## What you are asked to do
Rewrite the entries from the first line through the line that contains "label-c: c [112,679,139,733]", changing each "sketch" to "drawing" and keeping everything else the same.

## Data to use
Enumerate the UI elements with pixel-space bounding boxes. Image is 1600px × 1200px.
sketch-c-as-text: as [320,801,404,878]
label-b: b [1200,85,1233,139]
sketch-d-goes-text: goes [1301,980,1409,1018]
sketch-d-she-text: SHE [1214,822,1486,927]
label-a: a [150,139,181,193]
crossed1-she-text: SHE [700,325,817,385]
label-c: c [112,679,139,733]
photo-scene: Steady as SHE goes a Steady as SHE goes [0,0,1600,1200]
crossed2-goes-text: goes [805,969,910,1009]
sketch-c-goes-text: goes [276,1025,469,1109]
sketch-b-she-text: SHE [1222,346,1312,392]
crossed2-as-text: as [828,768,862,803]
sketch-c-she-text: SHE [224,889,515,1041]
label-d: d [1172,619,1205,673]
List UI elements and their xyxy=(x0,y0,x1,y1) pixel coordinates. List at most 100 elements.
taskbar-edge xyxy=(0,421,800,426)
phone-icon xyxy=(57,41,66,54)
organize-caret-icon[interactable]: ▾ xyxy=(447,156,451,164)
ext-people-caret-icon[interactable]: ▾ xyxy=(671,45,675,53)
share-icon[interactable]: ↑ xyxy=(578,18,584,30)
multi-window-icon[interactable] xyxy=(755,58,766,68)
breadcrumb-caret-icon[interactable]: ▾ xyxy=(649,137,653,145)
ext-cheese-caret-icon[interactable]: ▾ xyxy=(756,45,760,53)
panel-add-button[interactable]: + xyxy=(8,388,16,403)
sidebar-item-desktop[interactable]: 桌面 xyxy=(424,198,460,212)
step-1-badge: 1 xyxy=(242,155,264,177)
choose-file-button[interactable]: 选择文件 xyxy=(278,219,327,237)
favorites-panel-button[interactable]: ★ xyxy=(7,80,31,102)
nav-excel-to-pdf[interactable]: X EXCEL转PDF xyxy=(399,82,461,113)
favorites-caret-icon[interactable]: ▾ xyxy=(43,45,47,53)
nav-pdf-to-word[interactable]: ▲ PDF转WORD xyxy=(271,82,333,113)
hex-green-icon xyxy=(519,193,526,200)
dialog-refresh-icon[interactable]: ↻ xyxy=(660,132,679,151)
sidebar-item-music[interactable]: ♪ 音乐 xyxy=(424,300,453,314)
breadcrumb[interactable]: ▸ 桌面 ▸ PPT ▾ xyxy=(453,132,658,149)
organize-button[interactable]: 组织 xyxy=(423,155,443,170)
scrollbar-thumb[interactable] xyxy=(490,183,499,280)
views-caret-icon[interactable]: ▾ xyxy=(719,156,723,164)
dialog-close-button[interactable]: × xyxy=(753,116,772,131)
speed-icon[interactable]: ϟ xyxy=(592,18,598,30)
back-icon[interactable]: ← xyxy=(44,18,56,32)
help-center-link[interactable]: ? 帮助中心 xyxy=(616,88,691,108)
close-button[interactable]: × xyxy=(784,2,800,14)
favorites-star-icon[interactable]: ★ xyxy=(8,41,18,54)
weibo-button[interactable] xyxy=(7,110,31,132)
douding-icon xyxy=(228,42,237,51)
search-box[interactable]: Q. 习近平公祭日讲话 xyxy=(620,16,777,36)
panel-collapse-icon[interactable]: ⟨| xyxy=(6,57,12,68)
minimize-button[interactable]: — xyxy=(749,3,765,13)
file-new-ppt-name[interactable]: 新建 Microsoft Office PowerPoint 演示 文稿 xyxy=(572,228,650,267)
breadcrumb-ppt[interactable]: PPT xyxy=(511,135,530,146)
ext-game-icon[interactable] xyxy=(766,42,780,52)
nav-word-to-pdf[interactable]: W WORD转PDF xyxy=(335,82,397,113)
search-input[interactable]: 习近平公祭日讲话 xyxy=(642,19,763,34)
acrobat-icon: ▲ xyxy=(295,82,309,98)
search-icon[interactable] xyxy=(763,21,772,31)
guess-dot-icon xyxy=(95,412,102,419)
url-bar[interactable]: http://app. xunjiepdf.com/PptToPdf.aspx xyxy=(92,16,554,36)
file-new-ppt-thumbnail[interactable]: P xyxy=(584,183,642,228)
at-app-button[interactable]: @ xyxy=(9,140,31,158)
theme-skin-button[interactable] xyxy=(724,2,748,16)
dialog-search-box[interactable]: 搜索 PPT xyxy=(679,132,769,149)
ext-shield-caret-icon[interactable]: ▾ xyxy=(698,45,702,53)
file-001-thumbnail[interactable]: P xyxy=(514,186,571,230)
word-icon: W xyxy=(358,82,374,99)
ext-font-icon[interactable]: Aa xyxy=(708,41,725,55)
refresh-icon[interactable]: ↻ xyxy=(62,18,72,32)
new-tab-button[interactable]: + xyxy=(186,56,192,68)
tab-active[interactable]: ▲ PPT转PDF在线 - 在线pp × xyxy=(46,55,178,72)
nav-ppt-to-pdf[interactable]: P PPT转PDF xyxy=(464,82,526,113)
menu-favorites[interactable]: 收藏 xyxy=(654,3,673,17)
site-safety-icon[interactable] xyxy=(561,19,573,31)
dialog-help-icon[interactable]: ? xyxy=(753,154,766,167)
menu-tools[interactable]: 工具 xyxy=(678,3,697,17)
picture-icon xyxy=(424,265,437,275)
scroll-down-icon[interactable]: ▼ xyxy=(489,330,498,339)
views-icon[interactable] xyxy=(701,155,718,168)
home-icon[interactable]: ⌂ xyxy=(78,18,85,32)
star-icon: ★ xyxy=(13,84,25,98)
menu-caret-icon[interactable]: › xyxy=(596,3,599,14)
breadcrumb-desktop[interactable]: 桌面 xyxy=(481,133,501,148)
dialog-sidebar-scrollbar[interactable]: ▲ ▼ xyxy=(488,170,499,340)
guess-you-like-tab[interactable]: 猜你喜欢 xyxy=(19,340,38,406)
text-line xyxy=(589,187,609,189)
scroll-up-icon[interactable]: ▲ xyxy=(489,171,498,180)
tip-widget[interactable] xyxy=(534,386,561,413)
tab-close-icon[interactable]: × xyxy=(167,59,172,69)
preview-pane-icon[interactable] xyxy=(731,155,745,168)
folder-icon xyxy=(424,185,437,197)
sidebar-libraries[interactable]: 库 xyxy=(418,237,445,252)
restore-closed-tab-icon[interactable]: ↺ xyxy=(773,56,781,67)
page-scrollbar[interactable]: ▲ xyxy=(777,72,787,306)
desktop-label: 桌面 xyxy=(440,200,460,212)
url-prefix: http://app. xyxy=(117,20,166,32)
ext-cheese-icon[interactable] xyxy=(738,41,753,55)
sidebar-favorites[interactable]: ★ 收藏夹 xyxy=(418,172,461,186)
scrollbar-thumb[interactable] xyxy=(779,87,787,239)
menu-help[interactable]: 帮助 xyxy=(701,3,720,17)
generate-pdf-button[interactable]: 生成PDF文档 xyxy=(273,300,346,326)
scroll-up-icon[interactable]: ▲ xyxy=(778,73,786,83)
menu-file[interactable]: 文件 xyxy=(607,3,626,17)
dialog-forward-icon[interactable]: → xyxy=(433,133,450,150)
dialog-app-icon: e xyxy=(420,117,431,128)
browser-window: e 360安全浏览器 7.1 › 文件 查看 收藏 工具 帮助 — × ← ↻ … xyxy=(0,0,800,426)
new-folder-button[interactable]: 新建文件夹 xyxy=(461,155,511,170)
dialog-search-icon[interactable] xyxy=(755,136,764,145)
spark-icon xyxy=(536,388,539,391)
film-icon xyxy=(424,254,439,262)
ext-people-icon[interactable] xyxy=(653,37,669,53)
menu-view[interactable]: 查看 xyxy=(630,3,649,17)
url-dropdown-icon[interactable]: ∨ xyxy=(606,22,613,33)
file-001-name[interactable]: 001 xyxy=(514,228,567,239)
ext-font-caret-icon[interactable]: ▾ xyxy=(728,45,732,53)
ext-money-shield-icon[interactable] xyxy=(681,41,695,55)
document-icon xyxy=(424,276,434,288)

## Response
Enumerate the UI elements with pixel-space bounding boxes. Image is 1600px × 1200px.
drawing-c-as-text: as [320,801,404,878]
label-b: b [1200,85,1233,139]
drawing-d-goes-text: goes [1301,980,1409,1018]
drawing-d-she-text: SHE [1214,822,1486,927]
label-a: a [150,139,181,193]
crossed1-she-text: SHE [700,325,817,385]
label-c: c [112,679,139,733]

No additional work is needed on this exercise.